> _TASK PROMPT_
Check each line of the listing below for the string "about", and give only how many lines hold it.

> _GIVEN DATA_
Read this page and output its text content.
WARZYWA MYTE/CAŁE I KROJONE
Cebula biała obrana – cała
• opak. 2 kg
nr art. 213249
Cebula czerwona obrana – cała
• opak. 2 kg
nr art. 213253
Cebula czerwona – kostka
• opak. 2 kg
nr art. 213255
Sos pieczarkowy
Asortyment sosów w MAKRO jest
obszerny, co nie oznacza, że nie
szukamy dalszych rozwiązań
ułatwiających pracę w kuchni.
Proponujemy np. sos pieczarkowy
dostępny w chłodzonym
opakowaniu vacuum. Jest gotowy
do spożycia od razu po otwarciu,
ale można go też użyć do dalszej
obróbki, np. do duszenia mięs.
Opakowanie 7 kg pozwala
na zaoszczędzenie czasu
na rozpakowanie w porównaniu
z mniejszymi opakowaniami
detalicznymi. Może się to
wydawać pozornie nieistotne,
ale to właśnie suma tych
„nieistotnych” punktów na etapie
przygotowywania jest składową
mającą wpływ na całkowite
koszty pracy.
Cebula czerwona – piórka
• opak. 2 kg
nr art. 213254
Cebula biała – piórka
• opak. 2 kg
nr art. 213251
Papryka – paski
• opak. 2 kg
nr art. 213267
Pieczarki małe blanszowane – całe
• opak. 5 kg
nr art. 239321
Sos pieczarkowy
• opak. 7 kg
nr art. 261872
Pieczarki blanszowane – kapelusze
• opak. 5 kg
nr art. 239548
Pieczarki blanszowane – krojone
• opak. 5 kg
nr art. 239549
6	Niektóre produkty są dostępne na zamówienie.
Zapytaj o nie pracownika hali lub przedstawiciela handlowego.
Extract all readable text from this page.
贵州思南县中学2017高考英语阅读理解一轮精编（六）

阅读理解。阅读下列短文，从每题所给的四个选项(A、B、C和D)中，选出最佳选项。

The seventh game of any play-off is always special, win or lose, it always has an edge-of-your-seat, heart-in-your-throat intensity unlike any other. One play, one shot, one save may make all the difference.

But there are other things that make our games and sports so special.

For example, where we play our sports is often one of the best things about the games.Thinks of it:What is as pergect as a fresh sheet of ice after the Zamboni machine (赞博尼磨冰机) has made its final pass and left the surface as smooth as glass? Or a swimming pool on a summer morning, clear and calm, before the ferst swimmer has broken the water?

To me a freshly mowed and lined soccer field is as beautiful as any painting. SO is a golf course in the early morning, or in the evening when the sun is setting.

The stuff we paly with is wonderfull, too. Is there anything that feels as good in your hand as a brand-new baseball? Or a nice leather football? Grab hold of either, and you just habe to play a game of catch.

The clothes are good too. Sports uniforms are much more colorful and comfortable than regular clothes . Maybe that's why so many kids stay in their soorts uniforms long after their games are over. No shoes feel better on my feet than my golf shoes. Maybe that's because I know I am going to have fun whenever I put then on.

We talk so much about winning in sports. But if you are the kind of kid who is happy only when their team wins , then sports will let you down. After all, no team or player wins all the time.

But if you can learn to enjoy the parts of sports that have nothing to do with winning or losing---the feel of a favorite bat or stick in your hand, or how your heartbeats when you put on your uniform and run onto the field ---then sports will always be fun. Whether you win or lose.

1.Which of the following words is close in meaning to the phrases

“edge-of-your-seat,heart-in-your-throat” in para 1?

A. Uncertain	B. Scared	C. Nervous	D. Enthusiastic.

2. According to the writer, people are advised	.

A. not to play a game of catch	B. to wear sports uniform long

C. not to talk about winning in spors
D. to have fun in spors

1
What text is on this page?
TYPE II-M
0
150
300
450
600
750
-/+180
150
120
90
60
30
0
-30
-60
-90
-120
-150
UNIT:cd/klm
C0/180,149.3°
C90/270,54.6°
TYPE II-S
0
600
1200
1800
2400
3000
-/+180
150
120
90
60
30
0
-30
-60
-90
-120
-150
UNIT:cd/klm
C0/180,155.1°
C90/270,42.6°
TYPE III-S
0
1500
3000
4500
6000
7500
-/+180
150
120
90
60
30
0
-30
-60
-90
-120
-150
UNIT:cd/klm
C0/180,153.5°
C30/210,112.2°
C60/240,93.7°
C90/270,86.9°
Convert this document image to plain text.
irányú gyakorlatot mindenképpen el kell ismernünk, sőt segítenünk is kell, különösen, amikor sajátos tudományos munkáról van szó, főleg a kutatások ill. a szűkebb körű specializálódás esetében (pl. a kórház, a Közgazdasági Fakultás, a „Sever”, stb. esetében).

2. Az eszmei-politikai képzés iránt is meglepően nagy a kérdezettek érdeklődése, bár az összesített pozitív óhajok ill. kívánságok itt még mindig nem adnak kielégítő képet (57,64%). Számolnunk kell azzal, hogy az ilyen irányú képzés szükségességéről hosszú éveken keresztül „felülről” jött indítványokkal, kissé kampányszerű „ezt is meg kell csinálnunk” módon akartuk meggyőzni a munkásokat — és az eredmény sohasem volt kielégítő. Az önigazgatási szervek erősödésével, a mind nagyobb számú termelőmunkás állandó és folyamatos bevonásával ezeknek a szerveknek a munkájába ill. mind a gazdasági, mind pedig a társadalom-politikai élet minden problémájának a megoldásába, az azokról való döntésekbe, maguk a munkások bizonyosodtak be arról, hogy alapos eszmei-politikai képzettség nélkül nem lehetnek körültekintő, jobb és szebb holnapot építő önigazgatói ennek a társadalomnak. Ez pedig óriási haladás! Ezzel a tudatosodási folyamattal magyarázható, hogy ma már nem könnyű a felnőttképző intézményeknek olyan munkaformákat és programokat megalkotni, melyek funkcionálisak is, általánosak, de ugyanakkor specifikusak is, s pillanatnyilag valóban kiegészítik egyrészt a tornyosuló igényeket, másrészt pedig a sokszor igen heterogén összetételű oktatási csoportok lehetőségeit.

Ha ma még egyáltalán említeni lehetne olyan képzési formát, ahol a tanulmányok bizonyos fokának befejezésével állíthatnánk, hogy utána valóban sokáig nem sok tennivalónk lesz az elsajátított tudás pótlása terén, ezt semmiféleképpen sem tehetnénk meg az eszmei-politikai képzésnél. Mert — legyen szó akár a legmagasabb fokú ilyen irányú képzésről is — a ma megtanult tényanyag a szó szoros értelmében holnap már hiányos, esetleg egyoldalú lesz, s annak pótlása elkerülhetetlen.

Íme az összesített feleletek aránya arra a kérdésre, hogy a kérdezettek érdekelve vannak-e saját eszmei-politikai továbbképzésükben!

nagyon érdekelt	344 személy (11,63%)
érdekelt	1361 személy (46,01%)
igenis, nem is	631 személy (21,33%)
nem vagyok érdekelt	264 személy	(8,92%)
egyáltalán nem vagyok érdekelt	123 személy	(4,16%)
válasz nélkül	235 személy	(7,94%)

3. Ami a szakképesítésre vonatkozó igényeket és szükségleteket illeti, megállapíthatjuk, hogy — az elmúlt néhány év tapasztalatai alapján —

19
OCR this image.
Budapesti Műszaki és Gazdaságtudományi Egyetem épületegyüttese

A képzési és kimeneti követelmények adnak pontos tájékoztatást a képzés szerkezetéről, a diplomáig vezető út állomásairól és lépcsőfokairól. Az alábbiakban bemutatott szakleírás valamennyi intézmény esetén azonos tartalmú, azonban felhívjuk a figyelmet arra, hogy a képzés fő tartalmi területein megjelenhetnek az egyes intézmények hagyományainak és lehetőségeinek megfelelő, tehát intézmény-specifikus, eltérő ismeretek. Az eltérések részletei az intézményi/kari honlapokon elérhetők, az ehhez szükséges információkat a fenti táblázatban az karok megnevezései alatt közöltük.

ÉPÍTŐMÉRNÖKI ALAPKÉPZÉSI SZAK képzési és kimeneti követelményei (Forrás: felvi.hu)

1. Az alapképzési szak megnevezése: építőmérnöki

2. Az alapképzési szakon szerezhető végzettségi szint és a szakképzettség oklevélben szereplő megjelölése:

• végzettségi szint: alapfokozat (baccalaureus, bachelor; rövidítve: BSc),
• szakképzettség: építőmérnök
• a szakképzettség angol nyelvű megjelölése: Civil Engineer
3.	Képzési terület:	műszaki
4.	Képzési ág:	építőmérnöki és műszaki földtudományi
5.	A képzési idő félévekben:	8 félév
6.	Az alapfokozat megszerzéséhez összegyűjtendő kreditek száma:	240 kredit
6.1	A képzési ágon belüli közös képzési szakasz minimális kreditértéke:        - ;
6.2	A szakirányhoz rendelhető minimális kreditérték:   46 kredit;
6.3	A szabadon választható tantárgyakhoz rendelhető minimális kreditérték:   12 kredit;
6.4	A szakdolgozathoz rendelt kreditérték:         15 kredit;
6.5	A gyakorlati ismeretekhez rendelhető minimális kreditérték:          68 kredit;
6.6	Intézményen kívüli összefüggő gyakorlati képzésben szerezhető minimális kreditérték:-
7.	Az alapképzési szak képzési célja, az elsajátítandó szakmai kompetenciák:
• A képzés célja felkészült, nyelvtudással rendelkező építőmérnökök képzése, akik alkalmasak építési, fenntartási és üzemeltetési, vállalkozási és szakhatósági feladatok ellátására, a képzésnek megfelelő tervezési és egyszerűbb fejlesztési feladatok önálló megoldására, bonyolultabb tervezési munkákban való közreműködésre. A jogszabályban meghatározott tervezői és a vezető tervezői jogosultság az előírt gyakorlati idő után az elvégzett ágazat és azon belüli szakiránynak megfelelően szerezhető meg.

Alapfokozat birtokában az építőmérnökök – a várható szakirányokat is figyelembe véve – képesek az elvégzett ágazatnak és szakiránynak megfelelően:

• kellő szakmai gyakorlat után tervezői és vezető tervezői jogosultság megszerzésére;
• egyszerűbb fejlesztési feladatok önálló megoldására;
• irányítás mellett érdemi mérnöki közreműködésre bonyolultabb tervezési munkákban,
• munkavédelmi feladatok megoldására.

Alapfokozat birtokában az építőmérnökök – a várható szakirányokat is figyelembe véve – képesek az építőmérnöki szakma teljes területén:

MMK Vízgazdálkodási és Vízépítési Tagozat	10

> _WRITTEN RESPONSE_
3